▶ What is being asked
Begin at the line that has "text: 1d — [92, 7, 114, 20]" and stop after the last of the lines. Give these lines again with "x-tick-label" swapped for "x-axis label" and everything else unchanged.

▶ Given data
-- -- --

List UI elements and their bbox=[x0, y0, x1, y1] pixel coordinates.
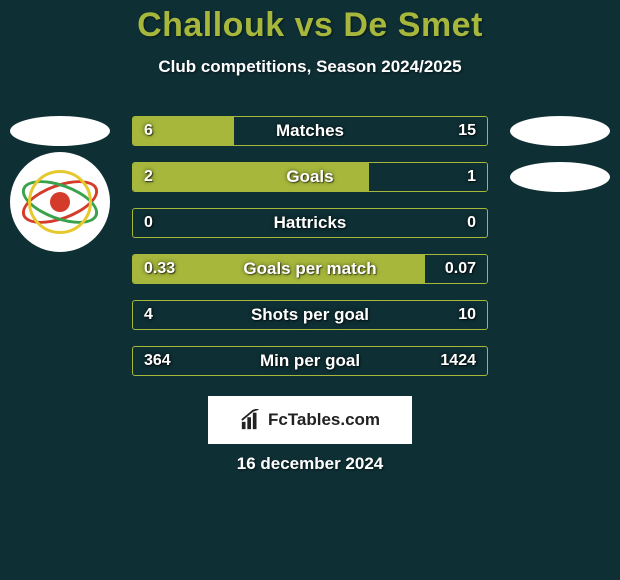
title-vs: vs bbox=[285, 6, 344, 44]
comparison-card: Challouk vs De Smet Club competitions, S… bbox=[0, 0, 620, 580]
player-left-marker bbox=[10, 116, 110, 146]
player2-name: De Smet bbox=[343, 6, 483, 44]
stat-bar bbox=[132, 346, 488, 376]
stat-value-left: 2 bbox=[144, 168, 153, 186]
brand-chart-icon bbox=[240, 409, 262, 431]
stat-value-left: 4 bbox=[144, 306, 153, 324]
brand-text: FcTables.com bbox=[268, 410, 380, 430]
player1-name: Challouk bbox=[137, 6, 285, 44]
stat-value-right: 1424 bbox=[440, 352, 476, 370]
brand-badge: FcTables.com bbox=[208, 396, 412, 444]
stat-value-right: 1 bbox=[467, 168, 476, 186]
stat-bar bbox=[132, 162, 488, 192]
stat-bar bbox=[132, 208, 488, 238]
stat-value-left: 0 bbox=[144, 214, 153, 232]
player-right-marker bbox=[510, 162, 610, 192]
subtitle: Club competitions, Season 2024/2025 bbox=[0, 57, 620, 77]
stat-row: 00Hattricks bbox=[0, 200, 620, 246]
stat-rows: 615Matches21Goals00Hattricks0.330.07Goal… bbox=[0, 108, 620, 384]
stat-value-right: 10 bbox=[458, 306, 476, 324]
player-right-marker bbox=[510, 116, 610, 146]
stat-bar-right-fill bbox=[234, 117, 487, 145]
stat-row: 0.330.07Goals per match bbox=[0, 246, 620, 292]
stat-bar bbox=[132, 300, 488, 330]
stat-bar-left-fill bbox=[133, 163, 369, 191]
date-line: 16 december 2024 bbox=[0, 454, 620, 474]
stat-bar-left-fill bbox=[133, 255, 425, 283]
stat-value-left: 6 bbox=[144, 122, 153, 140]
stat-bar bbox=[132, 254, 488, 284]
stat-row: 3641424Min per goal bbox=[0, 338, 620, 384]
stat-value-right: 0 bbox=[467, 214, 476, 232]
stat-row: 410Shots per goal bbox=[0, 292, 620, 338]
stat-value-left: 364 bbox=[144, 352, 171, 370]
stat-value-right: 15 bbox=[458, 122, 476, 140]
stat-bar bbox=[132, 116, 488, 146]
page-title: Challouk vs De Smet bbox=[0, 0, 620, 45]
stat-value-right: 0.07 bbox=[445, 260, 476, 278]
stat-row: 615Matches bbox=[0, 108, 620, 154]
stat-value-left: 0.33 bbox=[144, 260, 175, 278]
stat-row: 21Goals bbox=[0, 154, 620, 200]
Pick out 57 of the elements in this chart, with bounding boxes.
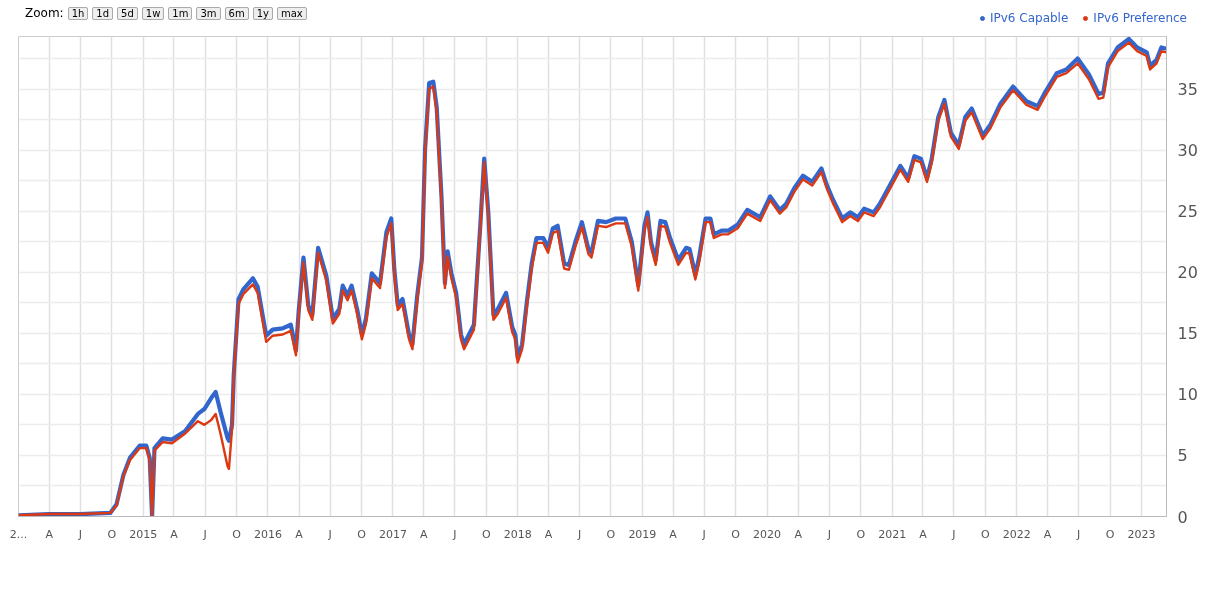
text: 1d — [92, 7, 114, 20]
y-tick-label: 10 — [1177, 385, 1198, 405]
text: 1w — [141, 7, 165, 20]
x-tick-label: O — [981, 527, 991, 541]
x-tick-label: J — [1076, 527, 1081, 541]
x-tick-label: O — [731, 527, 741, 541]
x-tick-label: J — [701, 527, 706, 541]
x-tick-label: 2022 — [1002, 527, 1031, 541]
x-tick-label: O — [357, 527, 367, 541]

-- -- --

▶ Expected output
text: 1d — [92, 7, 114, 20]
y-tick-label: 10 — [1177, 385, 1198, 405]
text: 1w — [141, 7, 165, 20]
x-axis label: O — [981, 527, 991, 541]
x-axis label: J — [1076, 527, 1081, 541]
x-axis label: O — [731, 527, 741, 541]
x-axis label: J — [701, 527, 706, 541]
x-axis label: 2022 — [1002, 527, 1031, 541]
x-axis label: O — [357, 527, 367, 541]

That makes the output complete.